# Records supplied
****************************************

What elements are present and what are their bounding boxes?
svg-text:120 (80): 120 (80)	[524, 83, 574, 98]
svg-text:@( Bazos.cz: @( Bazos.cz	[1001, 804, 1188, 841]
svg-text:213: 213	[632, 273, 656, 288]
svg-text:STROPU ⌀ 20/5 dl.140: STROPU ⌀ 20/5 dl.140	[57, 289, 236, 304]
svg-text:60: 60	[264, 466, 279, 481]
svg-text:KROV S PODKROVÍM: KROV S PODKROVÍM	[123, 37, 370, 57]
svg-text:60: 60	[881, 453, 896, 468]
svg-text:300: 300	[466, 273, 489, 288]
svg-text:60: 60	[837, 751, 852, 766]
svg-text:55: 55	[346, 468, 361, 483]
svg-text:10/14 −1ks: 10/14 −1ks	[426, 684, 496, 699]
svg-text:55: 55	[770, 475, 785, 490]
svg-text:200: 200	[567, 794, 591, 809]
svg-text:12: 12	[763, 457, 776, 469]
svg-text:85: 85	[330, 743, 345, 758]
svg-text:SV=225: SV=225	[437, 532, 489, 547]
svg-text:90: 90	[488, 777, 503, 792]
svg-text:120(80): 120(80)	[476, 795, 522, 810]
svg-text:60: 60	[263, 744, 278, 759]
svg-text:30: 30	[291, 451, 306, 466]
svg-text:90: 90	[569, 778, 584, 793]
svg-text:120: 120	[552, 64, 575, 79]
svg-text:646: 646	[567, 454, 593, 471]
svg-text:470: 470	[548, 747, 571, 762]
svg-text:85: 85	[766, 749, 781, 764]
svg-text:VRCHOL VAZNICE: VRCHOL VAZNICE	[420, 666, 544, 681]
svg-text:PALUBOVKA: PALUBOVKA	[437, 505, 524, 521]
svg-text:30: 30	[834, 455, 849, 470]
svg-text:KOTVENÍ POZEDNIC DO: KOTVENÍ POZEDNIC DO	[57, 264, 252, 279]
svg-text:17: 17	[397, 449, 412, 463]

****************************************

Gather every line of the items above that contains the string "KOTVENÍ", treating uppercase and lowercase letters as distinct.

svg-text:KOTVENÍ POZEDNIC DO: KOTVENÍ POZEDNIC DO	[57, 264, 252, 279]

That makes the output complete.